--- Records for the exercise ---

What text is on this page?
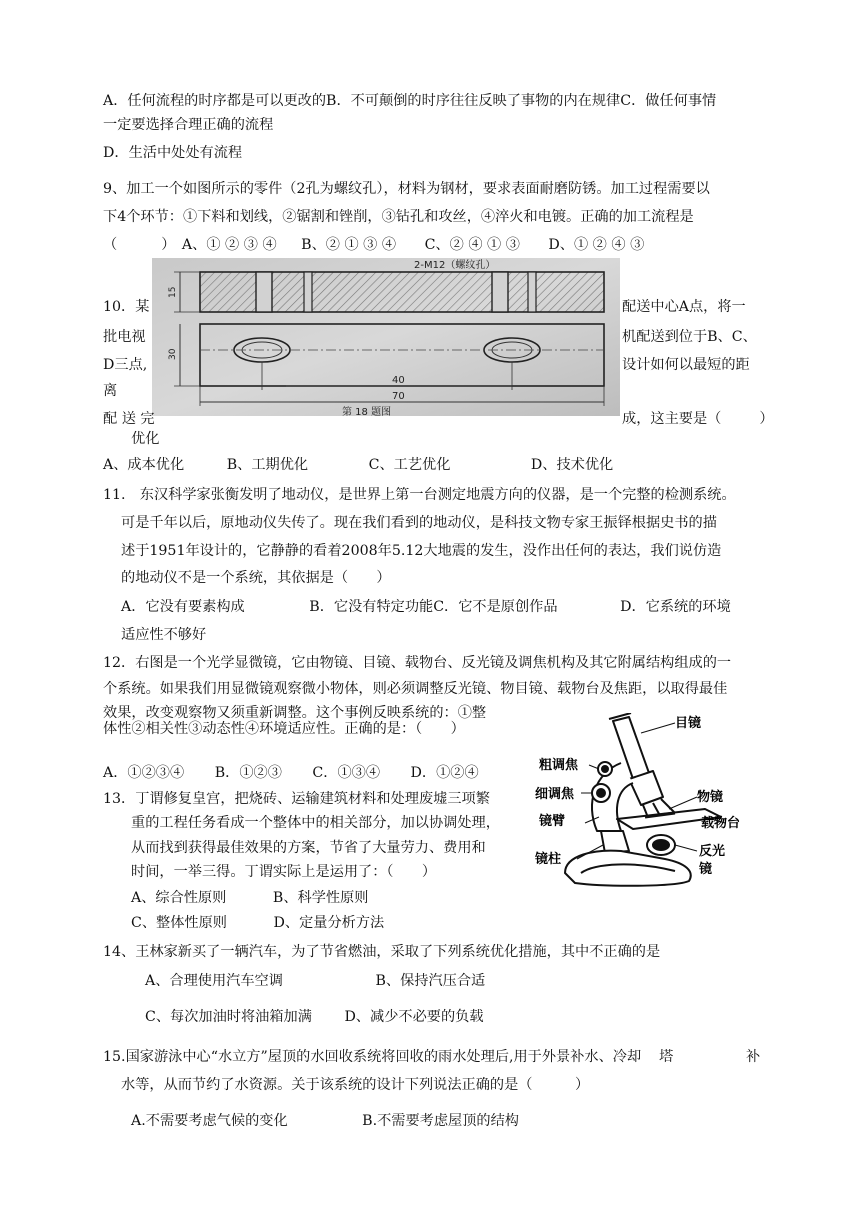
A．任何流程的时序都是可以更改的B．不可颠倒的时序往往反映了事物的内在规律C．做任何事情
一定要选择合理正确的流程
D．生活中处处有流程
9、加工一个如图所示的零件（2孔为螺纹孔），材料为钢材，要求表面耐磨防锈。加工过程需要以
下4个环节：①下料和划线，②锯割和锉削，③钻孔和攻丝，④淬火和电镀。正确的加工流程是
（	） A、① ② ③ ④ B、② ① ③ ④ C、② ④ ① ③ D、① ② ④ ③
15
30
2-M12（螺纹孔）
40
70
第 18 题图
10．某
批电视
D三点,
离
配 送 完
优化
配送中心A点，将一
机配送到位于B、C、
设计如何以最短的距
成，这主要是（	）
A、成本优化	B、工期优化	C、工艺优化	D、技术优化
11.　东汉科学家张衡发明了地动仪，是世界上第一台测定地震方向的仪器，是一个完整的检测系统。
可是千年以后，原地动仪失传了。现在我们看到的地动仪，是科技文物专家王振铎根据史书的描
述于1951年设计的，它静静的看着2008年5.12大地震的发生，没作出任何的表达，我们说仿造
的地动仪不是一个系统，其依据是（　　）
A．它没有要素构成	B．它没有特定功能C．它不是原创作品	D．它系统的环境
适应性不够好
12．右图是一个光学显微镜，它由物镜、目镜、载物台、反光镜及调焦机构及其它附属结构组成的一
个系统。如果我们用显微镜观察微小物体，则必须调整反光镜、物目镜、载物台及焦距，以取得最佳
效果，改变观察物又须重新调整。这个事例反映系统的：①整
体性②相关性③动态性④环境适应性。正确的是：（　　）
A．①②③④ B．①②③ C．①③④ D．①②④
目镜
粗调焦
细调焦	物镜
镜臂	载物台
镜柱
反光
镜
13．丁谓修复皇宫，把烧砖、运输建筑材料和处理废墟三项繁
重的工程任务看成一个整体中的相关部分，加以协调处理，
从而找到获得最佳效果的方案，节省了大量劳力、费用和
时间，一举三得。丁谓实际上是运用了：（　　）
A、综合性原则	B、科学性原则
C、整体性原则	D、定量分析方法
14、王林家新买了一辆汽车，为了节省燃油，采取了下列系统优化措施，其中不正确的是
A、合理使用汽车空调	B、保持汽压合适
C、每次加油时将油箱加满 D、减少不必要的负载
15.国家游泳中心“水立方”屋顶的水回收系统将回收的雨水处理后,用于外景补水、冷却 塔	补
水等，从而节约了水资源。关于该系统的设计下列说法正确的是（　　　）
A.不需要考虑气候的变化	B.不需要考虑屋顶的结构
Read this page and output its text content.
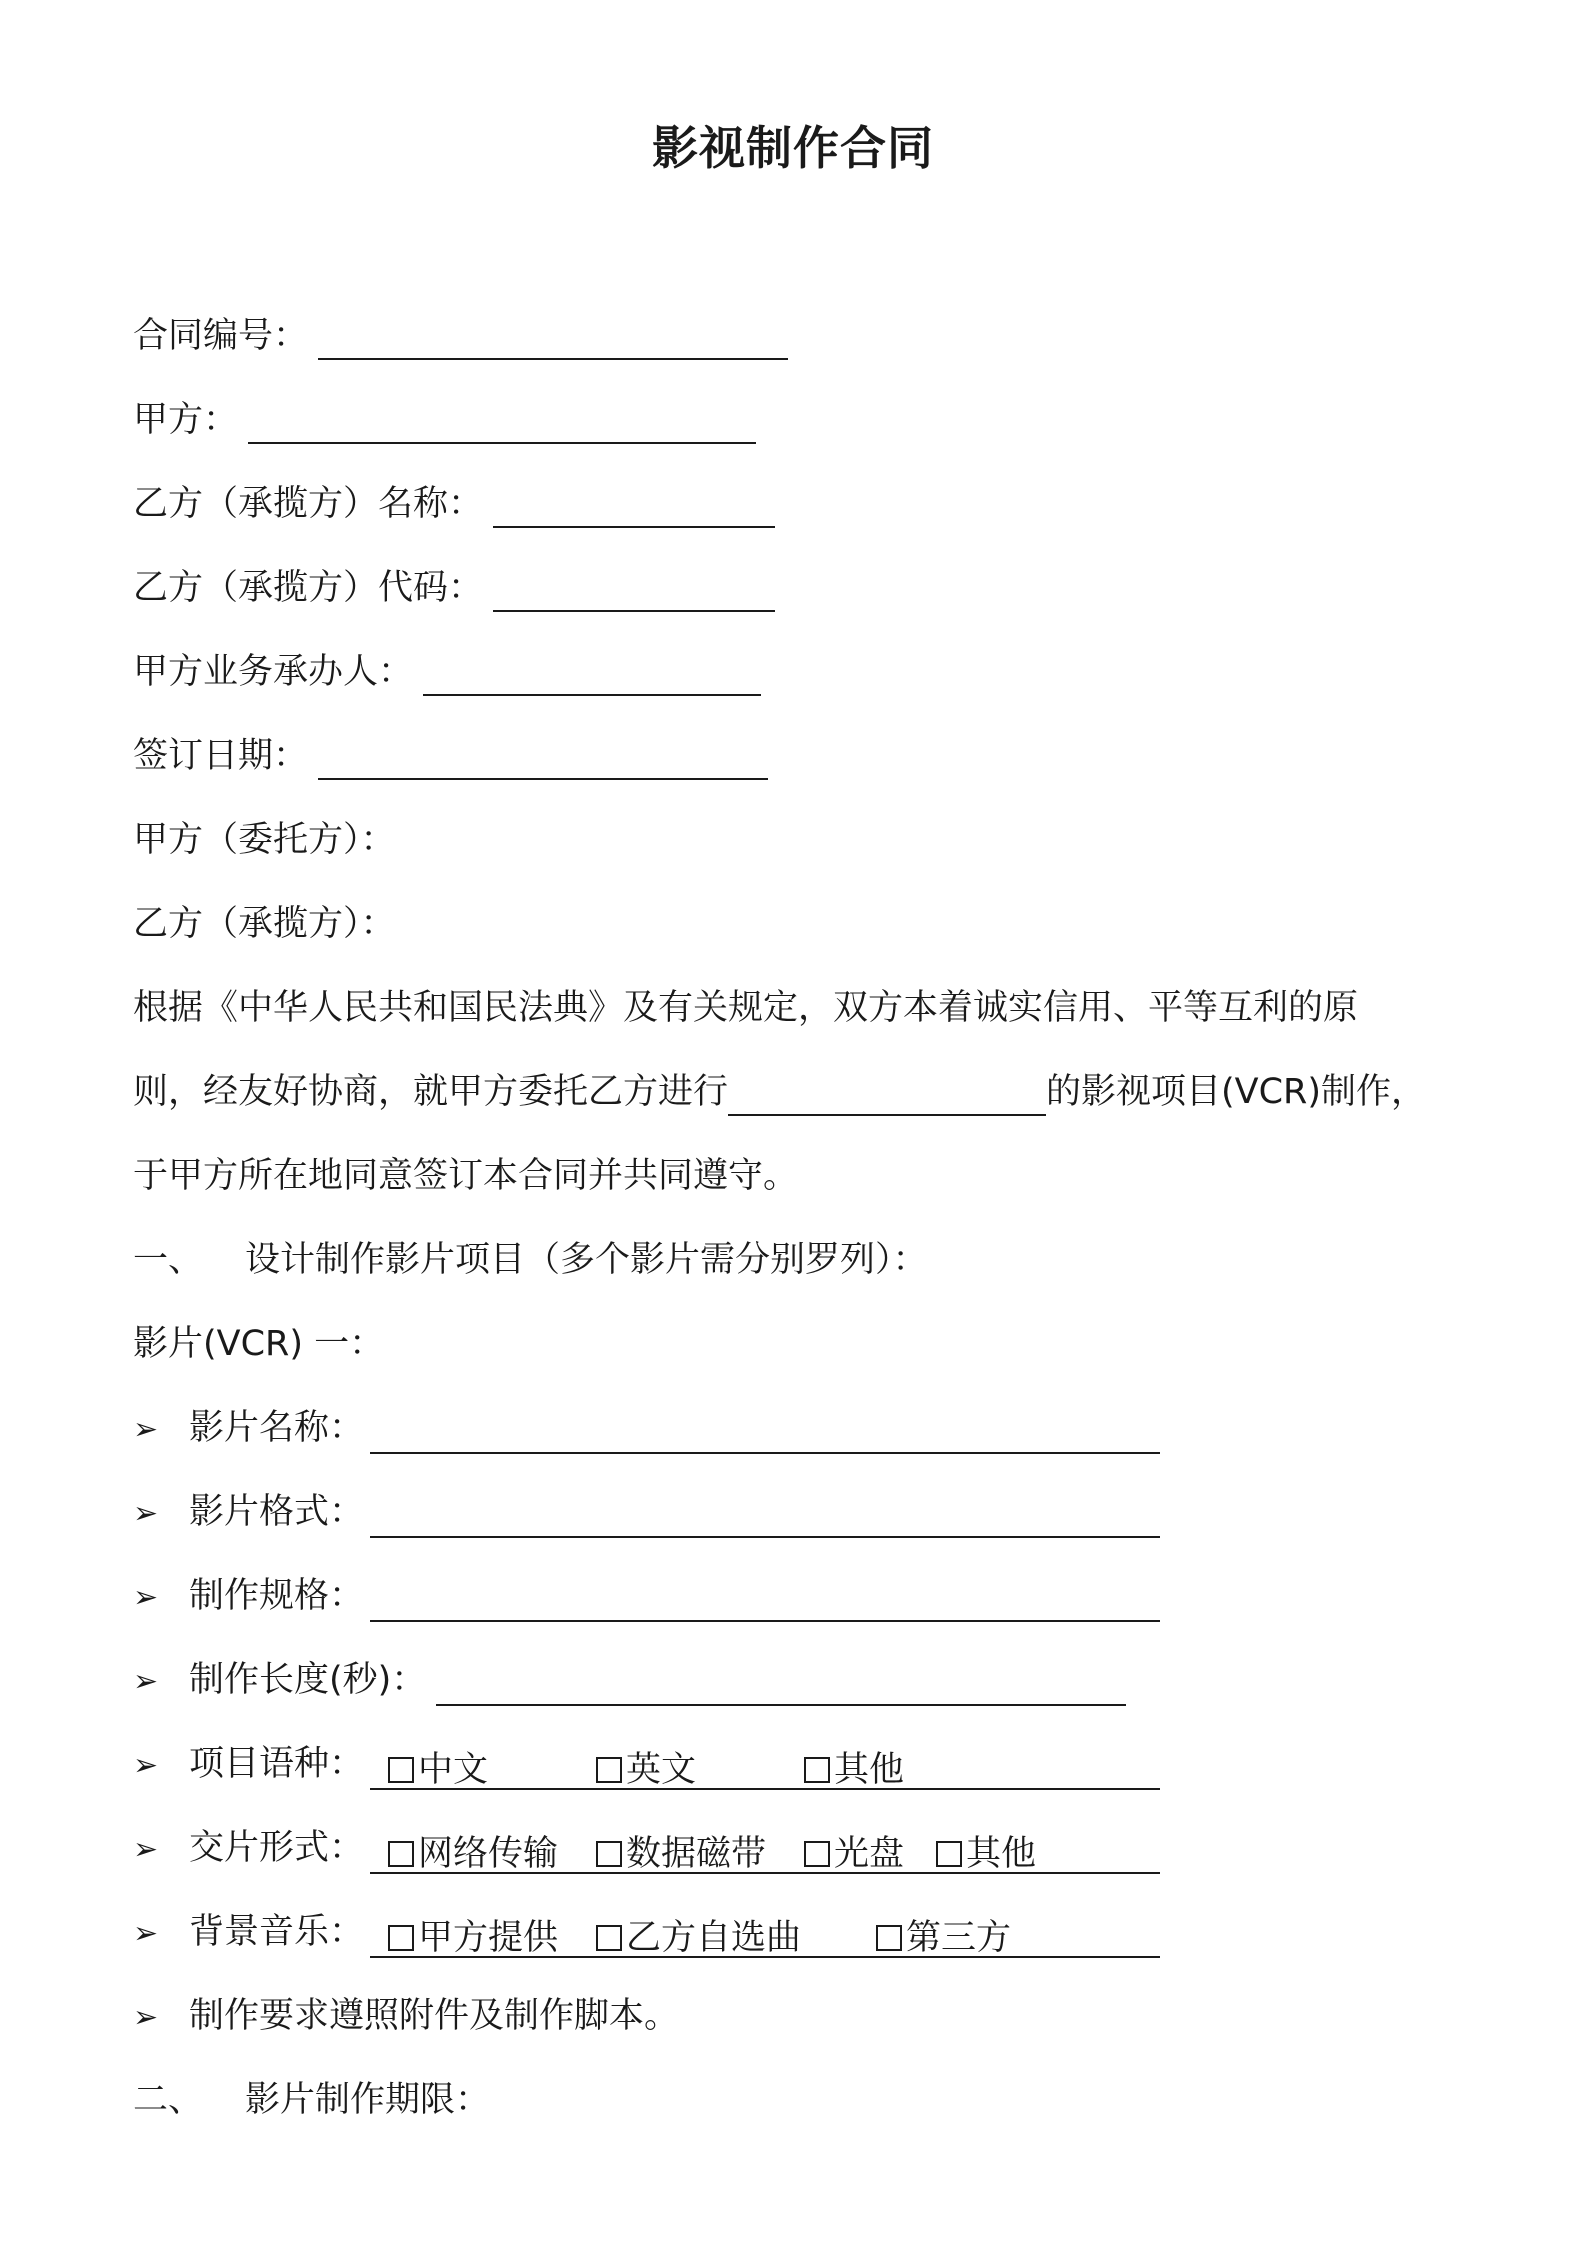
影视制作合同
合同编号：
甲方：
乙方（承揽方）名称：
乙方（承揽方）代码：
甲方业务承办人：
签订日期：
甲方（委托方）：
乙方（承揽方）：
根据《中华人民共和国民法典》及有关规定，双方本着诚实信用、平等互利的原
则，经友好协商，就甲方委托乙方进行	的影视项目(VCR)制作，
于甲方所在地同意签订本合同并共同遵守。
一、 设计制作影片项目（多个影片需分别罗列）：
影片(VCR) 一：
➢ 影片名称：
➢ 影片格式：
➢ 制作规格：
➢ 制作长度(秒)：
➢ 项目语种： 中文	英文	其他
➢ 交片形式： 网络传输 数据磁带 光盘 其他
➢ 背景音乐： 甲方提供 乙方自选曲	第三方
➢ 制作要求遵照附件及制作脚本。
二、 影片制作期限：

---

• Task statement:
Search the records for the word "this". Copy every line that has it.

• The response:
What text is on this page?
Read this page and output its text content.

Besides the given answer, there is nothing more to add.